## GOAL OF THE EXERCISE
All records must be quoted exactly. Omit the pictures.

## AVAILABLE RECORDS
————

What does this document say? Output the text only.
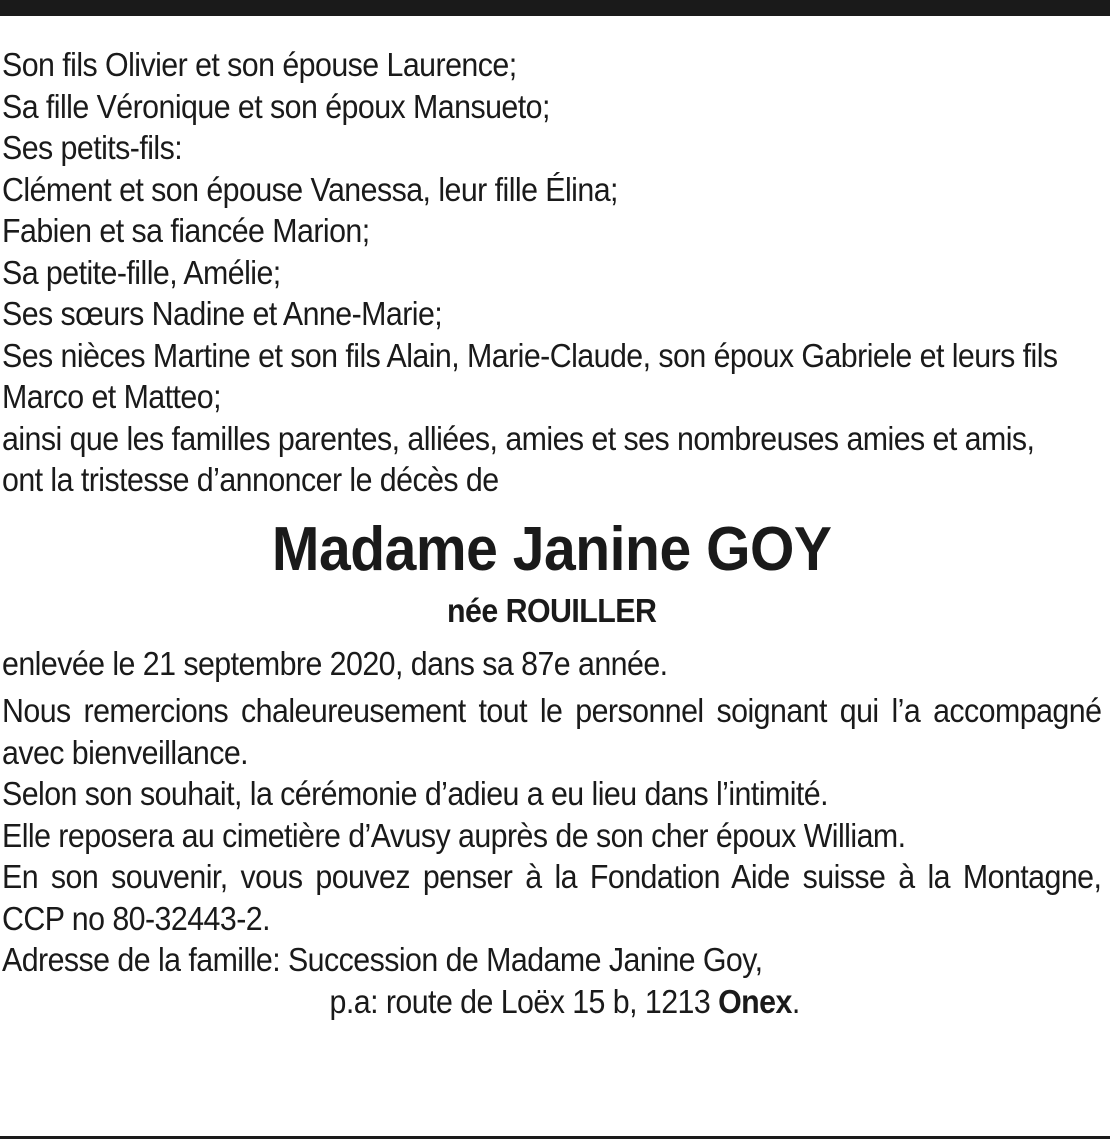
Son fils Olivier et son épouse Laurence;
Sa fille Véronique et son époux Mansueto;
Ses petits-fils:
Clément et son épouse Vanessa, leur fille Élina;
Fabien et sa fiancée Marion;
Sa petite-fille, Amélie;
Ses sœurs Nadine et Anne-Marie;
Ses nièces Martine et son fils Alain, Marie-Claude, son époux Gabriele et leurs fils
Marco et Matteo;
ainsi que les familles parentes, alliées, amies et ses nombreuses amies et amis,
ont la tristesse d’annoncer le décès de
Madame Janine GOY
née ROUILLER
enlevée le 21 septembre 2020, dans sa 87e année.
Nous remercions chaleureusement tout le personnel soignant qui l’a accompagné avec bienveillance.
Selon son souhait, la cérémonie d’adieu a eu lieu dans l’intimité.
Elle reposera au cimetière d’Avusy auprès de son cher époux William.
En son souvenir, vous pouvez penser à la Fondation Aide suisse à la Montagne, CCP no 80-32443-2.
Adresse de la famille: Succession de Madame Janine Goy,
p.a: route de Loëx 15 b, 1213 Onex.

————

## RESPONSE TO THE EXERCISE
What does this document say? Output the text only.
Son fils Olivier et son épouse Laurence;
Sa fille Véronique et son époux Mansueto;
Ses petits-fils:
Clément et son épouse Vanessa, leur fille Élina;
Fabien et sa fiancée Marion;
Sa petite-fille, Amélie;
Ses sœurs Nadine et Anne-Marie;
Ses nièces Martine et son fils Alain, Marie-Claude, son époux Gabriele et leurs fils
Marco et Matteo;
ainsi que les familles parentes, alliées, amies et ses nombreuses amies et amis,
ont la tristesse d’annoncer le décès de
Madame Janine GOY
née ROUILLER
enlevée le 21 septembre 2020, dans sa 87e année.
Nous remercions chaleureusement tout le personnel soignant qui l’a accompagné avec bienveillance.
Selon son souhait, la cérémonie d’adieu a eu lieu dans l’intimité.
Elle reposera au cimetière d’Avusy auprès de son cher époux William.
En son souvenir, vous pouvez penser à la Fondation Aide suisse à la Montagne, CCP no 80-32443-2.
Adresse de la famille: Succession de Madame Janine Goy,
p.a: route de Loëx 15 b, 1213 Onex.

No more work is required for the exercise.